* Start Record excerpts *
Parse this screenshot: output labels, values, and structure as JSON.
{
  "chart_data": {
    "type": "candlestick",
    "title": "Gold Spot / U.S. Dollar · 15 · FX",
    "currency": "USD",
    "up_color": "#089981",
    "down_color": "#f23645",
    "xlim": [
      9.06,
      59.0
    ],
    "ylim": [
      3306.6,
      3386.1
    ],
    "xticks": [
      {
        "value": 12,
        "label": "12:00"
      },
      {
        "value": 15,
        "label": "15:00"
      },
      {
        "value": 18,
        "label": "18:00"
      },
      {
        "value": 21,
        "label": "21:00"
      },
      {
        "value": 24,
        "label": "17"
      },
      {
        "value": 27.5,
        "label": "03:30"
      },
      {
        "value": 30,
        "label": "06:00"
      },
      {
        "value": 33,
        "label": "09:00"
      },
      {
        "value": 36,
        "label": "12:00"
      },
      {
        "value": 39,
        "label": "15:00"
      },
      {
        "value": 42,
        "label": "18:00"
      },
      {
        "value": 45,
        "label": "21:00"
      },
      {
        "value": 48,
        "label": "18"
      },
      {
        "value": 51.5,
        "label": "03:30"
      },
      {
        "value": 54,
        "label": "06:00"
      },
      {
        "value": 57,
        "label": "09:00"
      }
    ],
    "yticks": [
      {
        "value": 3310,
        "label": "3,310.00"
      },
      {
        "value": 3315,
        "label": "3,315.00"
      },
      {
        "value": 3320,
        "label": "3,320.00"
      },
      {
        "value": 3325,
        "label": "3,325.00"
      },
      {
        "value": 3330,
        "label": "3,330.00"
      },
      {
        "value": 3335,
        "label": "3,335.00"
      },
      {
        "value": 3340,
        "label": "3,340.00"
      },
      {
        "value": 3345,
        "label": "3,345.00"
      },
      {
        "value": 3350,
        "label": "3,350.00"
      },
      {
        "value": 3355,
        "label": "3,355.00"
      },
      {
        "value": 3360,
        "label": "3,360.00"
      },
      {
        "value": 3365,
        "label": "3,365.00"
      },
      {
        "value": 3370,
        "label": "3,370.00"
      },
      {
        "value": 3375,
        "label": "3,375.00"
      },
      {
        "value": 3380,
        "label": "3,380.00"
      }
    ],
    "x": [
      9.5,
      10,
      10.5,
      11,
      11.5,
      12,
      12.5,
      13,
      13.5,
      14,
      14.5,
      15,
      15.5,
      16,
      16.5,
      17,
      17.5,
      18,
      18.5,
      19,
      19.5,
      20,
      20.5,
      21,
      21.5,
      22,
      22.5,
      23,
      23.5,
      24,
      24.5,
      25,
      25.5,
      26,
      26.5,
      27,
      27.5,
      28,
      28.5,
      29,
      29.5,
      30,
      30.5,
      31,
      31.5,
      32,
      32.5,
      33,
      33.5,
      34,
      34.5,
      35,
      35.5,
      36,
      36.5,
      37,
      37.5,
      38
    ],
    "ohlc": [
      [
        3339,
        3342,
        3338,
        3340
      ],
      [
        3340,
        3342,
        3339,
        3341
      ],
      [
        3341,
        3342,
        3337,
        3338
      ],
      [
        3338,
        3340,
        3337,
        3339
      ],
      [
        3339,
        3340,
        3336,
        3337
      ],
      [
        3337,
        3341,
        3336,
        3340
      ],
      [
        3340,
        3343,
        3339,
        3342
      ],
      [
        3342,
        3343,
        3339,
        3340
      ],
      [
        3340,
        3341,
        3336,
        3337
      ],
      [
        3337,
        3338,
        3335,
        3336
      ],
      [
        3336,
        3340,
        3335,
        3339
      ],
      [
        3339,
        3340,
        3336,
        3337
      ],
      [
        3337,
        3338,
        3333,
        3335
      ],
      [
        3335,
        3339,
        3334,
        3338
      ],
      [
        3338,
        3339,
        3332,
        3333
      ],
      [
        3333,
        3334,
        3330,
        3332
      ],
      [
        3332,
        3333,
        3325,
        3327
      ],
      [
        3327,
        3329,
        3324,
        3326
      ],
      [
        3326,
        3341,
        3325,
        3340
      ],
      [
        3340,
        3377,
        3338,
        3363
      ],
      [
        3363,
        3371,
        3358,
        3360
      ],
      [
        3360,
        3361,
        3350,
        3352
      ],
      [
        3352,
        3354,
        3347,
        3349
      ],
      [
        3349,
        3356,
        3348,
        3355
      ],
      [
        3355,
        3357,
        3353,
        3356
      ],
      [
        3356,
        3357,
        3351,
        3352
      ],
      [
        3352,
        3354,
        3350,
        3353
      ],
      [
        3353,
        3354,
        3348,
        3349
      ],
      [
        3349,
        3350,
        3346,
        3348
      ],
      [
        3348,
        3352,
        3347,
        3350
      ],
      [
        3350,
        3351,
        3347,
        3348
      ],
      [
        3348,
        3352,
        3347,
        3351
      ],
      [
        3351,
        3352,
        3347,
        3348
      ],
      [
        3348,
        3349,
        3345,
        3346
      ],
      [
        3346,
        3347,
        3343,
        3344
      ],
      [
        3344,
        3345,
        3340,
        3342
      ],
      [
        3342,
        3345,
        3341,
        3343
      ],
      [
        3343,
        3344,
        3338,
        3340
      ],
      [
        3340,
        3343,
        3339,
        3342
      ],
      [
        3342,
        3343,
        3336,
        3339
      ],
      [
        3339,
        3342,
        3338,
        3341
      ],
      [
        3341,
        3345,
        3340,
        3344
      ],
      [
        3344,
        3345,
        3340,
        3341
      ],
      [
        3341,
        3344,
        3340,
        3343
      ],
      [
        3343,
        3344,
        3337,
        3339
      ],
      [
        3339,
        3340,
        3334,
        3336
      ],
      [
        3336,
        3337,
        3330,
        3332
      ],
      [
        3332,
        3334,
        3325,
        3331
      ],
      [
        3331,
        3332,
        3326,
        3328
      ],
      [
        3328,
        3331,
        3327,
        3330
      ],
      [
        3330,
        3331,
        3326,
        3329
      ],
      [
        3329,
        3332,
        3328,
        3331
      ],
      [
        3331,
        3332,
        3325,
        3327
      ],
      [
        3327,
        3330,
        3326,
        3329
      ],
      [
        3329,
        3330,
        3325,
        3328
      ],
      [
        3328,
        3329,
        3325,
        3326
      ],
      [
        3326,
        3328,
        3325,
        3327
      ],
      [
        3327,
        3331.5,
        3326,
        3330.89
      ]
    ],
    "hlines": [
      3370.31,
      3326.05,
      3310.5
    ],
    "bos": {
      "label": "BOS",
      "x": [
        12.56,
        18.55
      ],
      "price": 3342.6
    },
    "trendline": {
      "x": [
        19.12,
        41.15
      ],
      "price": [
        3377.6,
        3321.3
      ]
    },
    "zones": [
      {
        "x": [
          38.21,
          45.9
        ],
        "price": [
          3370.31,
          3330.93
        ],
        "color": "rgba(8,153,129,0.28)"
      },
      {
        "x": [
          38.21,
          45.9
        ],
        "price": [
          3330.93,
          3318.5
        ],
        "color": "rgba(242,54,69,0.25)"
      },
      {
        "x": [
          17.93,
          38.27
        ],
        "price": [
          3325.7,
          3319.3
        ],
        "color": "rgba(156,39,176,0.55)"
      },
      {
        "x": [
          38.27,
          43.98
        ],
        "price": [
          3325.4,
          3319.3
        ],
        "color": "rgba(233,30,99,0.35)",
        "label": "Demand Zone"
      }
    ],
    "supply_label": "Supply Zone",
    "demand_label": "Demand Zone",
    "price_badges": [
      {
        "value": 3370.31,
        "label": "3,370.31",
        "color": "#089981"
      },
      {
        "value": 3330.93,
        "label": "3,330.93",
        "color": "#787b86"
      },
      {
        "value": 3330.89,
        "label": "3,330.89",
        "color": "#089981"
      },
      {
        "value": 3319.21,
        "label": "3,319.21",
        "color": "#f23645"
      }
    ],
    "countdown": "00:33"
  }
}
* End Record excerpts *
**What the task asks:** Check every line of the data above for the string "Demand", and copy those that have it.

**Result for this exercise:**
        "label": "Demand Zone"
    "demand_label": "Demand Zone",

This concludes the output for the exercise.